Exercise brief>
Type out the data exactly as given. Skip any image.

Records supplied>

——————————

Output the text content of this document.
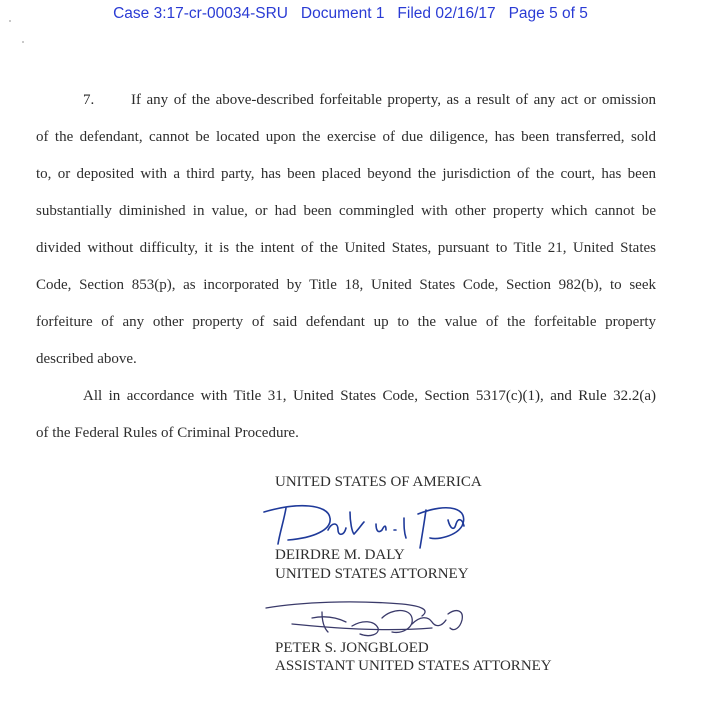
Case 3:17-cr-00034-SRU Document 1 Filed 02/16/17 Page 5 of 5
7. If any of the above-described forfeitable property, as a result of any act or omission
of the defendant, cannot be located upon the exercise of due diligence, has been transferred, sold
to, or deposited with a third party, has been placed beyond the jurisdiction of the court, has been
substantially diminished in value, or had been commingled with other property which cannot be
divided without difficulty, it is the intent of the United States, pursuant to Title 21, United States
Code, Section 853(p), as incorporated by Title 18, United States Code, Section 982(b), to seek
forfeiture of any other property of said defendant up to the value of the forfeitable property
described above.
All in accordance with Title 31, United States Code, Section 5317(c)(1), and Rule 32.2(a)
of the Federal Rules of Criminal Procedure.
UNITED STATES OF AMERICA
DEIRDRE M. DALY
UNITED STATES ATTORNEY
PETER S. JONGBLOED
ASSISTANT UNITED STATES ATTORNEY
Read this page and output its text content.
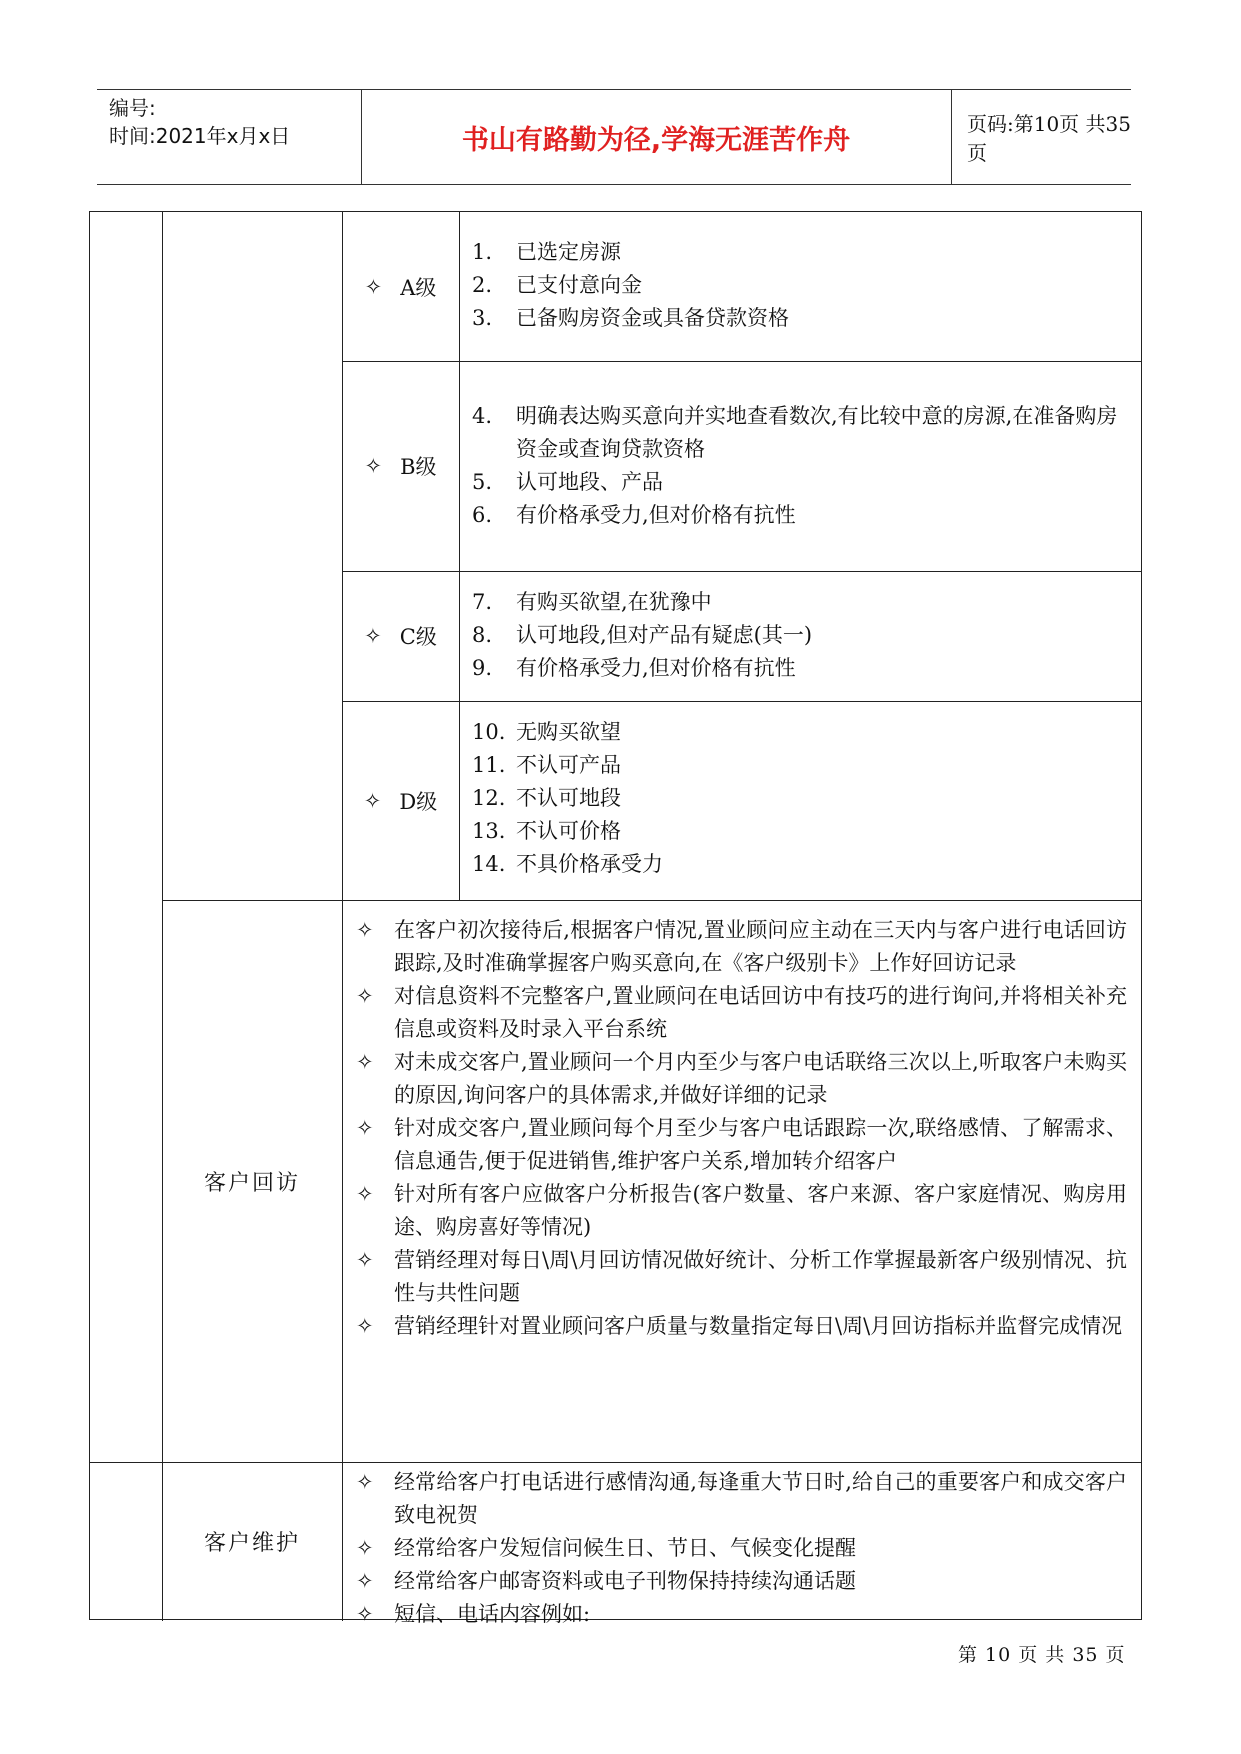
编号:
时间:2021年x月x日	书山有路勤为径,学海无涯苦作舟
页码:第10页 共35页
✧ A级
1. 已选定房源
2. 已支付意向金
3. 已备购房资金或具备贷款资格
✧ B级
4. 明确表达购买意向并实地查看数次,有比较中意的房源,在准备购房资金或查询贷款资格
5. 认可地段、产品
6. 有价格承受力,但对价格有抗性
✧ C级
7. 有购买欲望,在犹豫中
8. 认可地段,但对产品有疑虑(其一)
9. 有价格承受力,但对价格有抗性
✧ D级
10. 无购买欲望
11. 不认可产品
12. 不认可地段
13. 不认可价格
14. 不具价格承受力
客户回访
✧ 在客户初次接待后,根据客户情况,置业顾问应主动在三天内与客户进行电话回访跟踪,及时准确掌握客户购买意向,在《客户级别卡》上作好回访记录
✧ 对信息资料不完整客户,置业顾问在电话回访中有技巧的进行询问,并将相关补充信息或资料及时录入平台系统
✧ 对未成交客户,置业顾问一个月内至少与客户电话联络三次以上,听取客户未购买的原因,询问客户的具体需求,并做好详细的记录
✧ 针对成交客户,置业顾问每个月至少与客户电话跟踪一次,联络感情、了解需求、信息通告,便于促进销售,维护客户关系,增加转介绍客户
✧ 针对所有客户应做客户分析报告(客户数量、客户来源、客户家庭情况、购房用途、购房喜好等情况)
✧ 营销经理对每日\周\月回访情况做好统计、分析工作掌握最新客户级别情况、抗性与共性问题
✧ 营销经理针对置业顾问客户质量与数量指定每日\周\月回访指标并监督完成情况
客户维护
✧ 经常给客户打电话进行感情沟通,每逢重大节日时,给自己的重要客户和成交客户致电祝贺
✧ 经常给客户发短信问候生日、节日、气候变化提醒
✧ 经常给客户邮寄资料或电子刊物保持持续沟通话题
✧ 短信、电话内容例如:
第 10 页 共 35 页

——————————

Output below>
Output the text content of this document.
Case 3:17-cr-00034-SRU Document 1 Filed 02/16/17 Page 5 of 5
7. If any of the above-described forfeitable property, as a result of any act or omission
of the defendant, cannot be located upon the exercise of due diligence, has been transferred, sold
to, or deposited with a third party, has been placed beyond the jurisdiction of the court, has been
substantially diminished in value, or had been commingled with other property which cannot be
divided without difficulty, it is the intent of the United States, pursuant to Title 21, United States
Code, Section 853(p), as incorporated by Title 18, United States Code, Section 982(b), to seek
forfeiture of any other property of said defendant up to the value of the forfeitable property
described above.
All in accordance with Title 31, United States Code, Section 5317(c)(1), and Rule 32.2(a)
of the Federal Rules of Criminal Procedure.
UNITED STATES OF AMERICA
DEIRDRE M. DALY
UNITED STATES ATTORNEY
PETER S. JONGBLOED
ASSISTANT UNITED STATES ATTORNEY
Read this page and output its text content.
编号:
时间:2021年x月x日	书山有路勤为径,学海无涯苦作舟
页码:第10页 共35页
✧ A级
1. 已选定房源
2. 已支付意向金
3. 已备购房资金或具备贷款资格
✧ B级
4. 明确表达购买意向并实地查看数次,有比较中意的房源,在准备购房资金或查询贷款资格
5. 认可地段、产品
6. 有价格承受力,但对价格有抗性
✧ C级
7. 有购买欲望,在犹豫中
8. 认可地段,但对产品有疑虑(其一)
9. 有价格承受力,但对价格有抗性
✧ D级
10. 无购买欲望
11. 不认可产品
12. 不认可地段
13. 不认可价格
14. 不具价格承受力
客户回访
✧ 在客户初次接待后,根据客户情况,置业顾问应主动在三天内与客户进行电话回访跟踪,及时准确掌握客户购买意向,在《客户级别卡》上作好回访记录
✧ 对信息资料不完整客户,置业顾问在电话回访中有技巧的进行询问,并将相关补充信息或资料及时录入平台系统
✧ 对未成交客户,置业顾问一个月内至少与客户电话联络三次以上,听取客户未购买的原因,询问客户的具体需求,并做好详细的记录
✧ 针对成交客户,置业顾问每个月至少与客户电话跟踪一次,联络感情、了解需求、信息通告,便于促进销售,维护客户关系,增加转介绍客户
✧ 针对所有客户应做客户分析报告(客户数量、客户来源、客户家庭情况、购房用途、购房喜好等情况)
✧ 营销经理对每日\周\月回访情况做好统计、分析工作掌握最新客户级别情况、抗性与共性问题
✧ 营销经理针对置业顾问客户质量与数量指定每日\周\月回访指标并监督完成情况
客户维护
✧ 经常给客户打电话进行感情沟通,每逢重大节日时,给自己的重要客户和成交客户致电祝贺
✧ 经常给客户发短信问候生日、节日、气候变化提醒
✧ 经常给客户邮寄资料或电子刊物保持持续沟通话题
✧ 短信、电话内容例如:
第 10 页 共 35 页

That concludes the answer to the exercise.